** Given task **
Retype all of the data. Every line must match exactly.

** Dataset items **

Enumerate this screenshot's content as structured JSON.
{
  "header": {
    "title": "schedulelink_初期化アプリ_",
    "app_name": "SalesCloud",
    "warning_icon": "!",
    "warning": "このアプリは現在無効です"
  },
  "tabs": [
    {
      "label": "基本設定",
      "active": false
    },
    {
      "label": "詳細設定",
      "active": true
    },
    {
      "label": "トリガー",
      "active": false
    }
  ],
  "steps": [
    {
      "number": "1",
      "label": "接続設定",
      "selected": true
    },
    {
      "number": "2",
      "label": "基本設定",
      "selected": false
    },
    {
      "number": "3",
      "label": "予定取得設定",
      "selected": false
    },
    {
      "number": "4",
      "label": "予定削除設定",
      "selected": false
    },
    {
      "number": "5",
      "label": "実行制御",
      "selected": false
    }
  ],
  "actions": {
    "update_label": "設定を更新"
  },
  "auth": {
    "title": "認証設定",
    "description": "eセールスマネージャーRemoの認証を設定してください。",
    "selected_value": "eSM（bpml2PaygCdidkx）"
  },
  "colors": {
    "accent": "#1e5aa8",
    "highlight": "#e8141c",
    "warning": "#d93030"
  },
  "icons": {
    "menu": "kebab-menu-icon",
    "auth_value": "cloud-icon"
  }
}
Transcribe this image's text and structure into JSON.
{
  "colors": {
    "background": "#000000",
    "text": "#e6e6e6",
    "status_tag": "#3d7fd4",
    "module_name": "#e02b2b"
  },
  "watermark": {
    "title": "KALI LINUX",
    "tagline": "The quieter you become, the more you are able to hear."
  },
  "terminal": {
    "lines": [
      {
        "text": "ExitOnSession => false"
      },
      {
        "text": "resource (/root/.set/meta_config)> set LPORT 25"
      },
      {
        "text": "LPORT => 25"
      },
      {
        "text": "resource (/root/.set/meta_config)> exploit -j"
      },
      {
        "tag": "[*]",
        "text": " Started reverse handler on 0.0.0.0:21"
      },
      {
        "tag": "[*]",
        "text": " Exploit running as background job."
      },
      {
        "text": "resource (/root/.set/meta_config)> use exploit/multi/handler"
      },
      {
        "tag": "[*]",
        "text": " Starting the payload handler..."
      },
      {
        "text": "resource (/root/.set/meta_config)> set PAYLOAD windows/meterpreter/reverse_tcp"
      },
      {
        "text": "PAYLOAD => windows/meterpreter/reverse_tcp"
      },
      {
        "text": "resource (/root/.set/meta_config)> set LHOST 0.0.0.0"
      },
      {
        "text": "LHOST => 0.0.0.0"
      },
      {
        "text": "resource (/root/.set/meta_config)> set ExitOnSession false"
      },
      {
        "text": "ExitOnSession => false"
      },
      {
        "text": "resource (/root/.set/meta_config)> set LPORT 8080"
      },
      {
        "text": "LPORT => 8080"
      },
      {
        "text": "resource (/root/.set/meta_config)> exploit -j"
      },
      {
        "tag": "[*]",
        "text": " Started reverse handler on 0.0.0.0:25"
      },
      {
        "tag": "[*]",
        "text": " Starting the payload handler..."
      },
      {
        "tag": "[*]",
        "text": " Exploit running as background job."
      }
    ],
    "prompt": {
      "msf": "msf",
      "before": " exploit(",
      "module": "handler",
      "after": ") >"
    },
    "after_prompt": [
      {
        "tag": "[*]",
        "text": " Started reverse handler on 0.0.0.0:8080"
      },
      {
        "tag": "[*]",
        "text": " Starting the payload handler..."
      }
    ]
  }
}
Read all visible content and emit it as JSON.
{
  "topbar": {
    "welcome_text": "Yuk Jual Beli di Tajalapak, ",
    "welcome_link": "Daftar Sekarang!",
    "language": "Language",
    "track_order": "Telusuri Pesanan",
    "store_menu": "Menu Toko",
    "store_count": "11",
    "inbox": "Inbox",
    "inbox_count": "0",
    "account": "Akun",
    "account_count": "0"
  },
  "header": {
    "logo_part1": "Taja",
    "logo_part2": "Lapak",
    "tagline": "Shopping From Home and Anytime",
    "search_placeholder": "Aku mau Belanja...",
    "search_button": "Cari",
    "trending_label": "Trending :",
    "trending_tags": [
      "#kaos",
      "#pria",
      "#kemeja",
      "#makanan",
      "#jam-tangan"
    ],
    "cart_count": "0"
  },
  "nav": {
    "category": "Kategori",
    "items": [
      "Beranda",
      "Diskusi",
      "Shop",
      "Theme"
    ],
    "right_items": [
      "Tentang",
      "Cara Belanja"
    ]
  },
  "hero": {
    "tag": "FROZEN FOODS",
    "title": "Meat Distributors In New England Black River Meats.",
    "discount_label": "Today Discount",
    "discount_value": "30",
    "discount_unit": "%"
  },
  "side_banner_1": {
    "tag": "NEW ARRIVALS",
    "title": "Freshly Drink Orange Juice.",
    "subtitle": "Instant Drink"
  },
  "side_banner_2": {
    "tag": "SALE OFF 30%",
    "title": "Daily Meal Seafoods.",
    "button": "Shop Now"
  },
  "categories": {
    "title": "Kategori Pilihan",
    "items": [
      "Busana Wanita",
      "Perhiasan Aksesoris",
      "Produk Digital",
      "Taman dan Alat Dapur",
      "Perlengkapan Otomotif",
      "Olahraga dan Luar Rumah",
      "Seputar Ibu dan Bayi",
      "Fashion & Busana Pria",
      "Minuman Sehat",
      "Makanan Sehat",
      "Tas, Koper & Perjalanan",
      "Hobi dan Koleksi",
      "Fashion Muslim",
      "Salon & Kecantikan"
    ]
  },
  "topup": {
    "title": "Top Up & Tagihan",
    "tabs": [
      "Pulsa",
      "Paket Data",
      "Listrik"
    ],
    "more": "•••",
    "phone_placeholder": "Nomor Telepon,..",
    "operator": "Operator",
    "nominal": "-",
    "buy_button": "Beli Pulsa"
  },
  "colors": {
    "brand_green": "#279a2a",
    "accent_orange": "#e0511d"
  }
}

** Solution for this exercise **
Enumerate this screenshot's content as structured JSON.
{
  "header": {
    "title": "schedulelink_初期化アプリ_",
    "app_name": "SalesCloud",
    "warning_icon": "!",
    "warning": "このアプリは現在無効です"
  },
  "tabs": [
    {
      "label": "基本設定",
      "active": false
    },
    {
      "label": "詳細設定",
      "active": true
    },
    {
      "label": "トリガー",
      "active": false
    }
  ],
  "steps": [
    {
      "number": "1",
      "label": "接続設定",
      "selected": true
    },
    {
      "number": "2",
      "label": "基本設定",
      "selected": false
    },
    {
      "number": "3",
      "label": "予定取得設定",
      "selected": false
    },
    {
      "number": "4",
      "label": "予定削除設定",
      "selected": false
    },
    {
      "number": "5",
      "label": "実行制御",
      "selected": false
    }
  ],
  "actions": {
    "update_label": "設定を更新"
  },
  "auth": {
    "title": "認証設定",
    "description": "eセールスマネージャーRemoの認証を設定してください。",
    "selected_value": "eSM（bpml2PaygCdidkx）"
  },
  "colors": {
    "accent": "#1e5aa8",
    "highlight": "#e8141c",
    "warning": "#d93030"
  },
  "icons": {
    "menu": "kebab-menu-icon",
    "auth_value": "cloud-icon"
  }
}
Transcribe this image's text and structure into JSON.
{
  "colors": {
    "background": "#000000",
    "text": "#e6e6e6",
    "status_tag": "#3d7fd4",
    "module_name": "#e02b2b"
  },
  "watermark": {
    "title": "KALI LINUX",
    "tagline": "The quieter you become, the more you are able to hear."
  },
  "terminal": {
    "lines": [
      {
        "text": "ExitOnSession => false"
      },
      {
        "text": "resource (/root/.set/meta_config)> set LPORT 25"
      },
      {
        "text": "LPORT => 25"
      },
      {
        "text": "resource (/root/.set/meta_config)> exploit -j"
      },
      {
        "tag": "[*]",
        "text": " Started reverse handler on 0.0.0.0:21"
      },
      {
        "tag": "[*]",
        "text": " Exploit running as background job."
      },
      {
        "text": "resource (/root/.set/meta_config)> use exploit/multi/handler"
      },
      {
        "tag": "[*]",
        "text": " Starting the payload handler..."
      },
      {
        "text": "resource (/root/.set/meta_config)> set PAYLOAD windows/meterpreter/reverse_tcp"
      },
      {
        "text": "PAYLOAD => windows/meterpreter/reverse_tcp"
      },
      {
        "text": "resource (/root/.set/meta_config)> set LHOST 0.0.0.0"
      },
      {
        "text": "LHOST => 0.0.0.0"
      },
      {
        "text": "resource (/root/.set/meta_config)> set ExitOnSession false"
      },
      {
        "text": "ExitOnSession => false"
      },
      {
        "text": "resource (/root/.set/meta_config)> set LPORT 8080"
      },
      {
        "text": "LPORT => 8080"
      },
      {
        "text": "resource (/root/.set/meta_config)> exploit -j"
      },
      {
        "tag": "[*]",
        "text": " Started reverse handler on 0.0.0.0:25"
      },
      {
        "tag": "[*]",
        "text": " Starting the payload handler..."
      },
      {
        "tag": "[*]",
        "text": " Exploit running as background job."
      }
    ],
    "prompt": {
      "msf": "msf",
      "before": " exploit(",
      "module": "handler",
      "after": ") >"
    },
    "after_prompt": [
      {
        "tag": "[*]",
        "text": " Started reverse handler on 0.0.0.0:8080"
      },
      {
        "tag": "[*]",
        "text": " Starting the payload handler..."
      }
    ]
  }
}
Read all visible content and emit it as JSON.
{
  "topbar": {
    "welcome_text": "Yuk Jual Beli di Tajalapak, ",
    "welcome_link": "Daftar Sekarang!",
    "language": "Language",
    "track_order": "Telusuri Pesanan",
    "store_menu": "Menu Toko",
    "store_count": "11",
    "inbox": "Inbox",
    "inbox_count": "0",
    "account": "Akun",
    "account_count": "0"
  },
  "header": {
    "logo_part1": "Taja",
    "logo_part2": "Lapak",
    "tagline": "Shopping From Home and Anytime",
    "search_placeholder": "Aku mau Belanja...",
    "search_button": "Cari",
    "trending_label": "Trending :",
    "trending_tags": [
      "#kaos",
      "#pria",
      "#kemeja",
      "#makanan",
      "#jam-tangan"
    ],
    "cart_count": "0"
  },
  "nav": {
    "category": "Kategori",
    "items": [
      "Beranda",
      "Diskusi",
      "Shop",
      "Theme"
    ],
    "right_items": [
      "Tentang",
      "Cara Belanja"
    ]
  },
  "hero": {
    "tag": "FROZEN FOODS",
    "title": "Meat Distributors In New England Black River Meats.",
    "discount_label": "Today Discount",
    "discount_value": "30",
    "discount_unit": "%"
  },
  "side_banner_1": {
    "tag": "NEW ARRIVALS",
    "title": "Freshly Drink Orange Juice.",
    "subtitle": "Instant Drink"
  },
  "side_banner_2": {
    "tag": "SALE OFF 30%",
    "title": "Daily Meal Seafoods.",
    "button": "Shop Now"
  },
  "categories": {
    "title": "Kategori Pilihan",
    "items": [
      "Busana Wanita",
      "Perhiasan Aksesoris",
      "Produk Digital",
      "Taman dan Alat Dapur",
      "Perlengkapan Otomotif",
      "Olahraga dan Luar Rumah",
      "Seputar Ibu dan Bayi",
      "Fashion & Busana Pria",
      "Minuman Sehat",
      "Makanan Sehat",
      "Tas, Koper & Perjalanan",
      "Hobi dan Koleksi",
      "Fashion Muslim",
      "Salon & Kecantikan"
    ]
  },
  "topup": {
    "title": "Top Up & Tagihan",
    "tabs": [
      "Pulsa",
      "Paket Data",
      "Listrik"
    ],
    "more": "•••",
    "phone_placeholder": "Nomor Telepon,..",
    "operator": "Operator",
    "nominal": "-",
    "buy_button": "Beli Pulsa"
  },
  "colors": {
    "brand_green": "#279a2a",
    "accent_orange": "#e0511d"
  }
}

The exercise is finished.